__WHAT THE TASK ASKS__:
Give back all the data exactly, line by line.

__Data excerpts__:
################
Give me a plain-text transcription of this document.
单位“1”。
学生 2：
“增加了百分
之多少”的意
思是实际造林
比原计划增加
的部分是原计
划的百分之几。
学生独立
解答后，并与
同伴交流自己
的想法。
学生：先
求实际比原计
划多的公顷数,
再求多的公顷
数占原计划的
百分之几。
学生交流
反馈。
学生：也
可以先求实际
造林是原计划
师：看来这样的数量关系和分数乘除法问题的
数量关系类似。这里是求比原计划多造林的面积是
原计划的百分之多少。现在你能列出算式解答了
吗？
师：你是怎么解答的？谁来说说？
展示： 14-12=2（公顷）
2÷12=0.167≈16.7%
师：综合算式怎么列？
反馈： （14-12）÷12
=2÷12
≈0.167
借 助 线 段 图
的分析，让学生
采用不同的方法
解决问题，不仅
################
__TASK RESULT__:
Give me a plain-text transcription of this document.
单位“1”。
学生 2：
“增加了百分
之多少”的意
思是实际造林
比原计划增加
的部分是原计
划的百分之几。
学生独立
解答后，并与
同伴交流自己
的想法。
学生：先
求实际比原计
划多的公顷数,
再求多的公顷
数占原计划的
百分之几。
学生交流
反馈。
学生：也
可以先求实际
造林是原计划
师：看来这样的数量关系和分数乘除法问题的
数量关系类似。这里是求比原计划多造林的面积是
原计划的百分之多少。现在你能列出算式解答了
吗？
师：你是怎么解答的？谁来说说？
展示： 14-12=2（公顷）
2÷12=0.167≈16.7%
师：综合算式怎么列？
反馈： （14-12）÷12
=2÷12
≈0.167
借 助 线 段 图
的分析，让学生
采用不同的方法
解决问题，不仅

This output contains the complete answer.